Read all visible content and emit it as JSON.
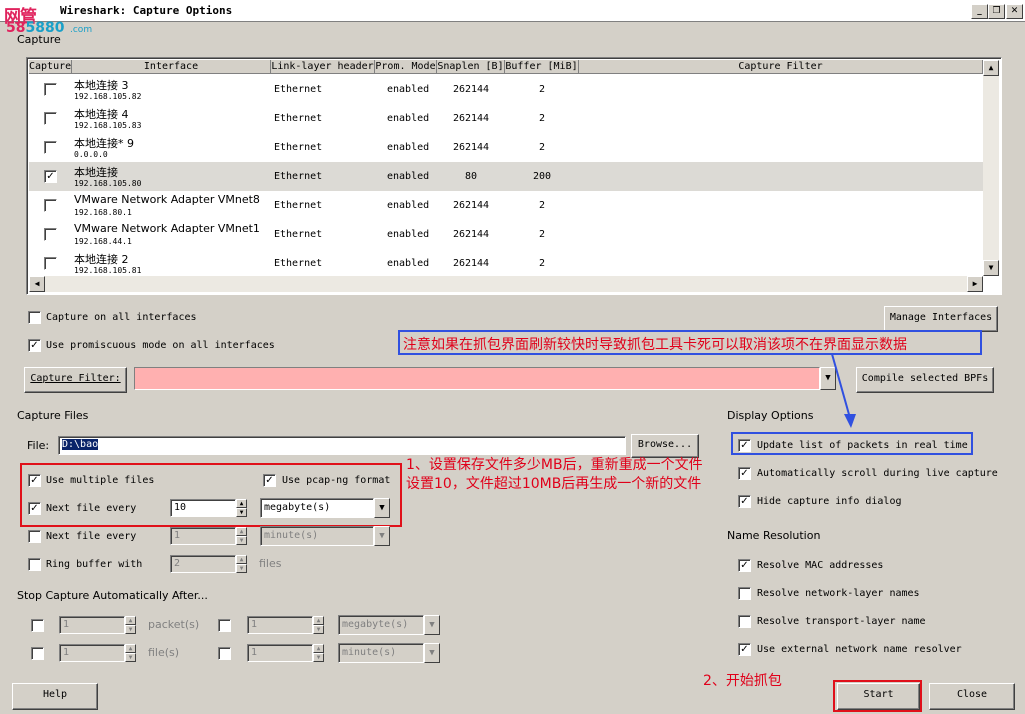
{
  "window": {
    "title": "Wireshark: Capture Options",
    "controls": [
      "_",
      "❐",
      "✕"
    ]
  },
  "watermark": {
    "line1": "网管",
    "line2": "5880",
    "suffix": ".com"
  },
  "capture_group": {
    "label": "Capture"
  },
  "table": {
    "columns": [
      "Capture",
      "Interface",
      "Link-layer header",
      "Prom. Mode",
      "Snaplen [B]",
      "Buffer [MiB]",
      "Capture Filter"
    ],
    "rows": [
      {
        "checked": false,
        "name": "本地连接 3",
        "ip": "192.168.105.82",
        "link": "Ethernet",
        "prom": "enabled",
        "snaplen": "262144",
        "buffer": "2",
        "filter": ""
      },
      {
        "checked": false,
        "name": "本地连接 4",
        "ip": "192.168.105.83",
        "link": "Ethernet",
        "prom": "enabled",
        "snaplen": "262144",
        "buffer": "2",
        "filter": ""
      },
      {
        "checked": false,
        "name": "本地连接* 9",
        "ip": "0.0.0.0",
        "link": "Ethernet",
        "prom": "enabled",
        "snaplen": "262144",
        "buffer": "2",
        "filter": ""
      },
      {
        "checked": true,
        "name": "本地连接",
        "ip": "192.168.105.80",
        "link": "Ethernet",
        "prom": "enabled",
        "snaplen": "80",
        "buffer": "200",
        "filter": ""
      },
      {
        "checked": false,
        "name": "VMware Network Adapter VMnet8",
        "ip": "192.168.80.1",
        "link": "Ethernet",
        "prom": "enabled",
        "snaplen": "262144",
        "buffer": "2",
        "filter": ""
      },
      {
        "checked": false,
        "name": "VMware Network Adapter VMnet1",
        "ip": "192.168.44.1",
        "link": "Ethernet",
        "prom": "enabled",
        "snaplen": "262144",
        "buffer": "2",
        "filter": ""
      },
      {
        "checked": false,
        "name": "本地连接 2",
        "ip": "192.168.105.81",
        "link": "Ethernet",
        "prom": "enabled",
        "snaplen": "262144",
        "buffer": "2",
        "filter": ""
      }
    ]
  },
  "options": {
    "capture_all": {
      "label": "Capture on all interfaces",
      "checked": false
    },
    "promiscuous": {
      "label": "Use promiscuous mode on all interfaces",
      "checked": true
    },
    "manage_interfaces": "Manage Interfaces",
    "capture_filter_button": "Capture Filter:",
    "capture_filter_value": "",
    "compile_bpfs": "Compile selected BPFs"
  },
  "capture_files": {
    "label": "Capture Files",
    "file_label": "File:",
    "file_value": "D:\\bao",
    "browse": "Browse...",
    "use_multiple": {
      "label": "Use multiple files",
      "checked": true
    },
    "pcapng": {
      "label": "Use pcap-ng format",
      "checked": true
    },
    "next_file_size": {
      "label": "Next file every",
      "checked": true,
      "value": "10",
      "unit": "megabyte(s)"
    },
    "next_file_time": {
      "label": "Next file every",
      "checked": false,
      "value": "1",
      "unit": "minute(s)"
    },
    "ring_buffer": {
      "label": "Ring buffer with",
      "checked": false,
      "value": "2",
      "unit": "files"
    }
  },
  "stop_capture": {
    "label": "Stop Capture Automatically After...",
    "packets": {
      "checked": false,
      "value": "1",
      "unit": "packet(s)"
    },
    "size": {
      "checked": false,
      "value": "1",
      "unit": "megabyte(s)"
    },
    "files": {
      "checked": false,
      "value": "1",
      "unit": "file(s)"
    },
    "time": {
      "checked": false,
      "value": "1",
      "unit": "minute(s)"
    }
  },
  "display_options": {
    "label": "Display Options",
    "update_realtime": {
      "label": "Update list of packets in real time",
      "checked": true
    },
    "auto_scroll": {
      "label": "Automatically scroll during live capture",
      "checked": true
    },
    "hide_info": {
      "label": "Hide capture info dialog",
      "checked": true
    }
  },
  "name_resolution": {
    "label": "Name Resolution",
    "mac": {
      "label": "Resolve MAC addresses",
      "checked": true
    },
    "network": {
      "label": "Resolve network-layer names",
      "checked": false
    },
    "transport": {
      "label": "Resolve transport-layer name",
      "checked": false
    },
    "external": {
      "label": "Use external network name resolver",
      "checked": true
    }
  },
  "buttons": {
    "help": "Help",
    "start": "Start",
    "close": "Close"
  },
  "annotations": {
    "blue_note": "注意如果在抓包界面刷新较快时导致抓包工具卡死可以取消该项不在界面显示数据",
    "note1_line1": "1、设置保存文件多少MB后，重新重成一个文件",
    "note1_line2": "设置10，文件超过10MB后再生成一个新的文件",
    "note2": "2、开始抓包"
  },
  "colors": {
    "filter_bg": "#ffb0b0",
    "annotation_red": "#e0101a",
    "annotation_blue": "#3050e0",
    "selected_row": "#dcdad5"
  }
}
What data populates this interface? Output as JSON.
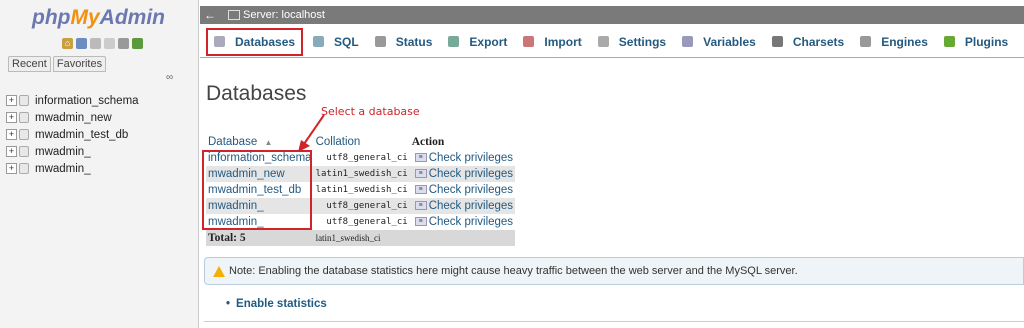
{
  "logo": {
    "php": "php",
    "my": "My",
    "admin": "Admin"
  },
  "sidebar": {
    "recent_label": "Recent",
    "favorites_label": "Favorites",
    "databases": [
      {
        "name": "information_schema"
      },
      {
        "name": "mwadmin_new"
      },
      {
        "name": "mwadmin_test_db"
      },
      {
        "name": "mwadmin_"
      },
      {
        "name": "mwadmin_"
      }
    ]
  },
  "topbar": {
    "server_label": "Server: localhost"
  },
  "tabs": [
    {
      "label": "Databases",
      "icon": "database-icon",
      "color": "#aab"
    },
    {
      "label": "SQL",
      "icon": "sql-icon",
      "color": "#8ab"
    },
    {
      "label": "Status",
      "icon": "status-icon",
      "color": "#999"
    },
    {
      "label": "Export",
      "icon": "export-icon",
      "color": "#7a9"
    },
    {
      "label": "Import",
      "icon": "import-icon",
      "color": "#c77"
    },
    {
      "label": "Settings",
      "icon": "wrench-icon",
      "color": "#aaa"
    },
    {
      "label": "Variables",
      "icon": "variables-icon",
      "color": "#99b"
    },
    {
      "label": "Charsets",
      "icon": "charsets-icon",
      "color": "#777"
    },
    {
      "label": "Engines",
      "icon": "engines-icon",
      "color": "#999"
    },
    {
      "label": "Plugins",
      "icon": "plugins-icon",
      "color": "#6a3"
    }
  ],
  "main": {
    "title": "Databases",
    "annotation": "Select a database",
    "table": {
      "headers": {
        "database": "Database",
        "collation": "Collation",
        "action": "Action"
      },
      "sort_indicator": "▲",
      "rows": [
        {
          "name": "information_schema",
          "collation": "utf8_general_ci",
          "action": "Check privileges"
        },
        {
          "name": "mwadmin_new",
          "collation": "latin1_swedish_ci",
          "action": "Check privileges"
        },
        {
          "name": "mwadmin_test_db",
          "collation": "latin1_swedish_ci",
          "action": "Check privileges"
        },
        {
          "name": "mwadmin_",
          "collation": "utf8_general_ci",
          "action": "Check privileges"
        },
        {
          "name": "mwadmin_",
          "collation": "utf8_general_ci",
          "action": "Check privileges"
        }
      ],
      "total_label": "Total: 5",
      "total_collation": "latin1_swedish_ci"
    },
    "notice": "Note: Enabling the database statistics here might cause heavy traffic between the web server and the MySQL server.",
    "enable_stats": "Enable statistics"
  }
}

§ Directions
Take the listing above and restate it word for word, without its pictures.

§ Solution below
Read all visible content and emit it as JSON.
{
  "window": {
    "title": "Wireshark: Capture Options",
    "controls": [
      "_",
      "❐",
      "✕"
    ]
  },
  "watermark": {
    "line1": "网管",
    "line2": "5880",
    "suffix": ".com"
  },
  "capture_group": {
    "label": "Capture"
  },
  "table": {
    "columns": [
      "Capture",
      "Interface",
      "Link-layer header",
      "Prom. Mode",
      "Snaplen [B]",
      "Buffer [MiB]",
      "Capture Filter"
    ],
    "rows": [
      {
        "checked": false,
        "name": "本地连接 3",
        "ip": "192.168.105.82",
        "link": "Ethernet",
        "prom": "enabled",
        "snaplen": "262144",
        "buffer": "2",
        "filter": ""
      },
      {
        "checked": false,
        "name": "本地连接 4",
        "ip": "192.168.105.83",
        "link": "Ethernet",
        "prom": "enabled",
        "snaplen": "262144",
        "buffer": "2",
        "filter": ""
      },
      {
        "checked": false,
        "name": "本地连接* 9",
        "ip": "0.0.0.0",
        "link": "Ethernet",
        "prom": "enabled",
        "snaplen": "262144",
        "buffer": "2",
        "filter": ""
      },
      {
        "checked": true,
        "name": "本地连接",
        "ip": "192.168.105.80",
        "link": "Ethernet",
        "prom": "enabled",
        "snaplen": "80",
        "buffer": "200",
        "filter": ""
      },
      {
        "checked": false,
        "name": "VMware Network Adapter VMnet8",
        "ip": "192.168.80.1",
        "link": "Ethernet",
        "prom": "enabled",
        "snaplen": "262144",
        "buffer": "2",
        "filter": ""
      },
      {
        "checked": false,
        "name": "VMware Network Adapter VMnet1",
        "ip": "192.168.44.1",
        "link": "Ethernet",
        "prom": "enabled",
        "snaplen": "262144",
        "buffer": "2",
        "filter": ""
      },
      {
        "checked": false,
        "name": "本地连接 2",
        "ip": "192.168.105.81",
        "link": "Ethernet",
        "prom": "enabled",
        "snaplen": "262144",
        "buffer": "2",
        "filter": ""
      }
    ]
  },
  "options": {
    "capture_all": {
      "label": "Capture on all interfaces",
      "checked": false
    },
    "promiscuous": {
      "label": "Use promiscuous mode on all interfaces",
      "checked": true
    },
    "manage_interfaces": "Manage Interfaces",
    "capture_filter_button": "Capture Filter:",
    "capture_filter_value": "",
    "compile_bpfs": "Compile selected BPFs"
  },
  "capture_files": {
    "label": "Capture Files",
    "file_label": "File:",
    "file_value": "D:\\bao",
    "browse": "Browse...",
    "use_multiple": {
      "label": "Use multiple files",
      "checked": true
    },
    "pcapng": {
      "label": "Use pcap-ng format",
      "checked": true
    },
    "next_file_size": {
      "label": "Next file every",
      "checked": true,
      "value": "10",
      "unit": "megabyte(s)"
    },
    "next_file_time": {
      "label": "Next file every",
      "checked": false,
      "value": "1",
      "unit": "minute(s)"
    },
    "ring_buffer": {
      "label": "Ring buffer with",
      "checked": false,
      "value": "2",
      "unit": "files"
    }
  },
  "stop_capture": {
    "label": "Stop Capture Automatically After...",
    "packets": {
      "checked": false,
      "value": "1",
      "unit": "packet(s)"
    },
    "size": {
      "checked": false,
      "value": "1",
      "unit": "megabyte(s)"
    },
    "files": {
      "checked": false,
      "value": "1",
      "unit": "file(s)"
    },
    "time": {
      "checked": false,
      "value": "1",
      "unit": "minute(s)"
    }
  },
  "display_options": {
    "label": "Display Options",
    "update_realtime": {
      "label": "Update list of packets in real time",
      "checked": true
    },
    "auto_scroll": {
      "label": "Automatically scroll during live capture",
      "checked": true
    },
    "hide_info": {
      "label": "Hide capture info dialog",
      "checked": true
    }
  },
  "name_resolution": {
    "label": "Name Resolution",
    "mac": {
      "label": "Resolve MAC addresses",
      "checked": true
    },
    "network": {
      "label": "Resolve network-layer names",
      "checked": false
    },
    "transport": {
      "label": "Resolve transport-layer name",
      "checked": false
    },
    "external": {
      "label": "Use external network name resolver",
      "checked": true
    }
  },
  "buttons": {
    "help": "Help",
    "start": "Start",
    "close": "Close"
  },
  "annotations": {
    "blue_note": "注意如果在抓包界面刷新较快时导致抓包工具卡死可以取消该项不在界面显示数据",
    "note1_line1": "1、设置保存文件多少MB后，重新重成一个文件",
    "note1_line2": "设置10，文件超过10MB后再生成一个新的文件",
    "note2": "2、开始抓包"
  },
  "colors": {
    "filter_bg": "#ffb0b0",
    "annotation_red": "#e0101a",
    "annotation_blue": "#3050e0",
    "selected_row": "#dcdad5"
  }
}
What data populates this interface? Output as JSON.
{
  "logo": {
    "php": "php",
    "my": "My",
    "admin": "Admin"
  },
  "sidebar": {
    "recent_label": "Recent",
    "favorites_label": "Favorites",
    "databases": [
      {
        "name": "information_schema"
      },
      {
        "name": "mwadmin_new"
      },
      {
        "name": "mwadmin_test_db"
      },
      {
        "name": "mwadmin_"
      },
      {
        "name": "mwadmin_"
      }
    ]
  },
  "topbar": {
    "server_label": "Server: localhost"
  },
  "tabs": [
    {
      "label": "Databases",
      "icon": "database-icon",
      "color": "#aab"
    },
    {
      "label": "SQL",
      "icon": "sql-icon",
      "color": "#8ab"
    },
    {
      "label": "Status",
      "icon": "status-icon",
      "color": "#999"
    },
    {
      "label": "Export",
      "icon": "export-icon",
      "color": "#7a9"
    },
    {
      "label": "Import",
      "icon": "import-icon",
      "color": "#c77"
    },
    {
      "label": "Settings",
      "icon": "wrench-icon",
      "color": "#aaa"
    },
    {
      "label": "Variables",
      "icon": "variables-icon",
      "color": "#99b"
    },
    {
      "label": "Charsets",
      "icon": "charsets-icon",
      "color": "#777"
    },
    {
      "label": "Engines",
      "icon": "engines-icon",
      "color": "#999"
    },
    {
      "label": "Plugins",
      "icon": "plugins-icon",
      "color": "#6a3"
    }
  ],
  "main": {
    "title": "Databases",
    "annotation": "Select a database",
    "table": {
      "headers": {
        "database": "Database",
        "collation": "Collation",
        "action": "Action"
      },
      "sort_indicator": "▲",
      "rows": [
        {
          "name": "information_schema",
          "collation": "utf8_general_ci",
          "action": "Check privileges"
        },
        {
          "name": "mwadmin_new",
          "collation": "latin1_swedish_ci",
          "action": "Check privileges"
        },
        {
          "name": "mwadmin_test_db",
          "collation": "latin1_swedish_ci",
          "action": "Check privileges"
        },
        {
          "name": "mwadmin_",
          "collation": "utf8_general_ci",
          "action": "Check privileges"
        },
        {
          "name": "mwadmin_",
          "collation": "utf8_general_ci",
          "action": "Check privileges"
        }
      ],
      "total_label": "Total: 5",
      "total_collation": "latin1_swedish_ci"
    },
    "notice": "Note: Enabling the database statistics here might cause heavy traffic between the web server and the MySQL server.",
    "enable_stats": "Enable statistics"
  }
}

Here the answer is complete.